* **Written exercise**:
Copy out the entries below in full and exactly.

(Data records)
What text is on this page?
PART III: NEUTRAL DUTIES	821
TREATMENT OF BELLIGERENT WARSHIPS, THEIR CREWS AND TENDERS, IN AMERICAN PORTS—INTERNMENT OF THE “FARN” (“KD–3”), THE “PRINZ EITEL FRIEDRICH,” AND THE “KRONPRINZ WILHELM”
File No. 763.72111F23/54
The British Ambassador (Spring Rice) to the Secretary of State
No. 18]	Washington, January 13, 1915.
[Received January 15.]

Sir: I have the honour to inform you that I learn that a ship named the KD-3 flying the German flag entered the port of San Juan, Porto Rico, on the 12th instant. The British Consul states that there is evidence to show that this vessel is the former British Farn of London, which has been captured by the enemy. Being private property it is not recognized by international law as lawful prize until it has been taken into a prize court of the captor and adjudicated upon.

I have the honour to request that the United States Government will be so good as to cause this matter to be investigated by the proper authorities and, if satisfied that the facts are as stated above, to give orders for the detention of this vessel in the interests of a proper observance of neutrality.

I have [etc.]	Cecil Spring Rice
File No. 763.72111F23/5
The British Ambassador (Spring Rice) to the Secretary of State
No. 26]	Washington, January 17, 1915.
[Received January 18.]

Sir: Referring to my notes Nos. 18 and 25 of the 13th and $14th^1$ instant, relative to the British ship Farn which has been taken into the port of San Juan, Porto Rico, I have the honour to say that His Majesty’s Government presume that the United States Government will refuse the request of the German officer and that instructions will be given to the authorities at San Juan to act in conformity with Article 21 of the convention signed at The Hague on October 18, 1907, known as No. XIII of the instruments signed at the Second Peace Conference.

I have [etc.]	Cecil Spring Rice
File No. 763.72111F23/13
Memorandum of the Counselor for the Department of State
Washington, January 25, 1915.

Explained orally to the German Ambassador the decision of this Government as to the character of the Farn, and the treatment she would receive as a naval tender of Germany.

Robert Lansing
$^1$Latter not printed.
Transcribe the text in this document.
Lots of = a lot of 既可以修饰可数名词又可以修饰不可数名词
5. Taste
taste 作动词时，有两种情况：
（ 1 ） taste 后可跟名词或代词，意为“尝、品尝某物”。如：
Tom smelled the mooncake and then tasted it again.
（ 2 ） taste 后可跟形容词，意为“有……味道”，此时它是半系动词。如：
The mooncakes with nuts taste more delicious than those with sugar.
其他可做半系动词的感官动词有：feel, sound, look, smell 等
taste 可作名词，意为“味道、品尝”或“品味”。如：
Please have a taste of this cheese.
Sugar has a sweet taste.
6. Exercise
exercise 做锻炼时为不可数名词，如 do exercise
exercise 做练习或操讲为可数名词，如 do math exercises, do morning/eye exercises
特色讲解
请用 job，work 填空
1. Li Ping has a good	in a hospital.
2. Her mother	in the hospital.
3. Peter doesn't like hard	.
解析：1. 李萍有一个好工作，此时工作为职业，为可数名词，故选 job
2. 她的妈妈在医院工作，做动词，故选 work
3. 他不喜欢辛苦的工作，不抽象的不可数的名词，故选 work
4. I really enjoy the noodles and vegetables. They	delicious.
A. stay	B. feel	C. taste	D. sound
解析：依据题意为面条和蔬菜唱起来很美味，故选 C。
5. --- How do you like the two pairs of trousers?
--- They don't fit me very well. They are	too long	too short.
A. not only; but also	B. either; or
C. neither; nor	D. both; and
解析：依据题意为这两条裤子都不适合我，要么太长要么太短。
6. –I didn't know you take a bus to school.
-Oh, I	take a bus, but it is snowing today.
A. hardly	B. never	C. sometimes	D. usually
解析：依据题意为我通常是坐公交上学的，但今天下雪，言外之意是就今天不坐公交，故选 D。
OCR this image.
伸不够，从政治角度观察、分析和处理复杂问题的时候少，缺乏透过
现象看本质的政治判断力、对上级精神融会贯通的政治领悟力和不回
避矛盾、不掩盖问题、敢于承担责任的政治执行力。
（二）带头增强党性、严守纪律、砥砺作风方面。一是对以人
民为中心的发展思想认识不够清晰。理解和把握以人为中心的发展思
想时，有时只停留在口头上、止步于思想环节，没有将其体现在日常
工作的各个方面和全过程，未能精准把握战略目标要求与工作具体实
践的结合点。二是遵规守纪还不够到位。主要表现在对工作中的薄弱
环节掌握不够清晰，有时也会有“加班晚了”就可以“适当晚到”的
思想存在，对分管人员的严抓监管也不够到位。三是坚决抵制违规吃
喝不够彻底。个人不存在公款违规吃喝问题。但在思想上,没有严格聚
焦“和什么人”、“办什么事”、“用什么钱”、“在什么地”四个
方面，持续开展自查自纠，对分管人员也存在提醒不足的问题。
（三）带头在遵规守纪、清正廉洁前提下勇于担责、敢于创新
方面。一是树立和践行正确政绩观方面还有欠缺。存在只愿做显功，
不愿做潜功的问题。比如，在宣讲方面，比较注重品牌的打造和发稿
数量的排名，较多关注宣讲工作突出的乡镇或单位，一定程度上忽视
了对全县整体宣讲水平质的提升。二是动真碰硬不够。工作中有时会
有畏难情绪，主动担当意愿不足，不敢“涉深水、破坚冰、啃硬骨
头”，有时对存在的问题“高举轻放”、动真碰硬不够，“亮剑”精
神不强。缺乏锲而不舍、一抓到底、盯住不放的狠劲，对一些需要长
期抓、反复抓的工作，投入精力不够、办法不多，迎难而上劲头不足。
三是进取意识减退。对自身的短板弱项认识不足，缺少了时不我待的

* **Result of this task**:
What text is on this page?
PART III: NEUTRAL DUTIES	821
TREATMENT OF BELLIGERENT WARSHIPS, THEIR CREWS AND TENDERS, IN AMERICAN PORTS—INTERNMENT OF THE “FARN” (“KD–3”), THE “PRINZ EITEL FRIEDRICH,” AND THE “KRONPRINZ WILHELM”
File No. 763.72111F23/54
The British Ambassador (Spring Rice) to the Secretary of State
No. 18]	Washington, January 13, 1915.
[Received January 15.]

Sir: I have the honour to inform you that I learn that a ship named the KD-3 flying the German flag entered the port of San Juan, Porto Rico, on the 12th instant. The British Consul states that there is evidence to show that this vessel is the former British Farn of London, which has been captured by the enemy. Being private property it is not recognized by international law as lawful prize until it has been taken into a prize court of the captor and adjudicated upon.

I have the honour to request that the United States Government will be so good as to cause this matter to be investigated by the proper authorities and, if satisfied that the facts are as stated above, to give orders for the detention of this vessel in the interests of a proper observance of neutrality.

I have [etc.]	Cecil Spring Rice
File No. 763.72111F23/5
The British Ambassador (Spring Rice) to the Secretary of State
No. 26]	Washington, January 17, 1915.
[Received January 18.]

Sir: Referring to my notes Nos. 18 and 25 of the 13th and $14th^1$ instant, relative to the British ship Farn which has been taken into the port of San Juan, Porto Rico, I have the honour to say that His Majesty’s Government presume that the United States Government will refuse the request of the German officer and that instructions will be given to the authorities at San Juan to act in conformity with Article 21 of the convention signed at The Hague on October 18, 1907, known as No. XIII of the instruments signed at the Second Peace Conference.

I have [etc.]	Cecil Spring Rice
File No. 763.72111F23/13
Memorandum of the Counselor for the Department of State
Washington, January 25, 1915.

Explained orally to the German Ambassador the decision of this Government as to the character of the Farn, and the treatment she would receive as a naval tender of Germany.

Robert Lansing
$^1$Latter not printed.
Transcribe the text in this document.
Lots of = a lot of 既可以修饰可数名词又可以修饰不可数名词
5. Taste
taste 作动词时，有两种情况：
（ 1 ） taste 后可跟名词或代词，意为“尝、品尝某物”。如：
Tom smelled the mooncake and then tasted it again.
（ 2 ） taste 后可跟形容词，意为“有……味道”，此时它是半系动词。如：
The mooncakes with nuts taste more delicious than those with sugar.
其他可做半系动词的感官动词有：feel, sound, look, smell 等
taste 可作名词，意为“味道、品尝”或“品味”。如：
Please have a taste of this cheese.
Sugar has a sweet taste.
6. Exercise
exercise 做锻炼时为不可数名词，如 do exercise
exercise 做练习或操讲为可数名词，如 do math exercises, do morning/eye exercises
特色讲解
请用 job，work 填空
1. Li Ping has a good	in a hospital.
2. Her mother	in the hospital.
3. Peter doesn't like hard	.
解析：1. 李萍有一个好工作，此时工作为职业，为可数名词，故选 job
2. 她的妈妈在医院工作，做动词，故选 work
3. 他不喜欢辛苦的工作，不抽象的不可数的名词，故选 work
4. I really enjoy the noodles and vegetables. They	delicious.
A. stay	B. feel	C. taste	D. sound
解析：依据题意为面条和蔬菜唱起来很美味，故选 C。
5. --- How do you like the two pairs of trousers?
--- They don't fit me very well. They are	too long	too short.
A. not only; but also	B. either; or
C. neither; nor	D. both; and
解析：依据题意为这两条裤子都不适合我，要么太长要么太短。
6. –I didn't know you take a bus to school.
-Oh, I	take a bus, but it is snowing today.
A. hardly	B. never	C. sometimes	D. usually
解析：依据题意为我通常是坐公交上学的，但今天下雪，言外之意是就今天不坐公交，故选 D。
OCR this image.
伸不够，从政治角度观察、分析和处理复杂问题的时候少，缺乏透过
现象看本质的政治判断力、对上级精神融会贯通的政治领悟力和不回
避矛盾、不掩盖问题、敢于承担责任的政治执行力。
（二）带头增强党性、严守纪律、砥砺作风方面。一是对以人
民为中心的发展思想认识不够清晰。理解和把握以人为中心的发展思
想时，有时只停留在口头上、止步于思想环节，没有将其体现在日常
工作的各个方面和全过程，未能精准把握战略目标要求与工作具体实
践的结合点。二是遵规守纪还不够到位。主要表现在对工作中的薄弱
环节掌握不够清晰，有时也会有“加班晚了”就可以“适当晚到”的
思想存在，对分管人员的严抓监管也不够到位。三是坚决抵制违规吃
喝不够彻底。个人不存在公款违规吃喝问题。但在思想上,没有严格聚
焦“和什么人”、“办什么事”、“用什么钱”、“在什么地”四个
方面，持续开展自查自纠，对分管人员也存在提醒不足的问题。
（三）带头在遵规守纪、清正廉洁前提下勇于担责、敢于创新
方面。一是树立和践行正确政绩观方面还有欠缺。存在只愿做显功，
不愿做潜功的问题。比如，在宣讲方面，比较注重品牌的打造和发稿
数量的排名，较多关注宣讲工作突出的乡镇或单位，一定程度上忽视
了对全县整体宣讲水平质的提升。二是动真碰硬不够。工作中有时会
有畏难情绪，主动担当意愿不足，不敢“涉深水、破坚冰、啃硬骨
头”，有时对存在的问题“高举轻放”、动真碰硬不够，“亮剑”精
神不强。缺乏锲而不舍、一抓到底、盯住不放的狠劲，对一些需要长
期抓、反复抓的工作，投入精力不够、办法不多，迎难而上劲头不足。
三是进取意识减退。对自身的短板弱项认识不足，缺少了时不我待的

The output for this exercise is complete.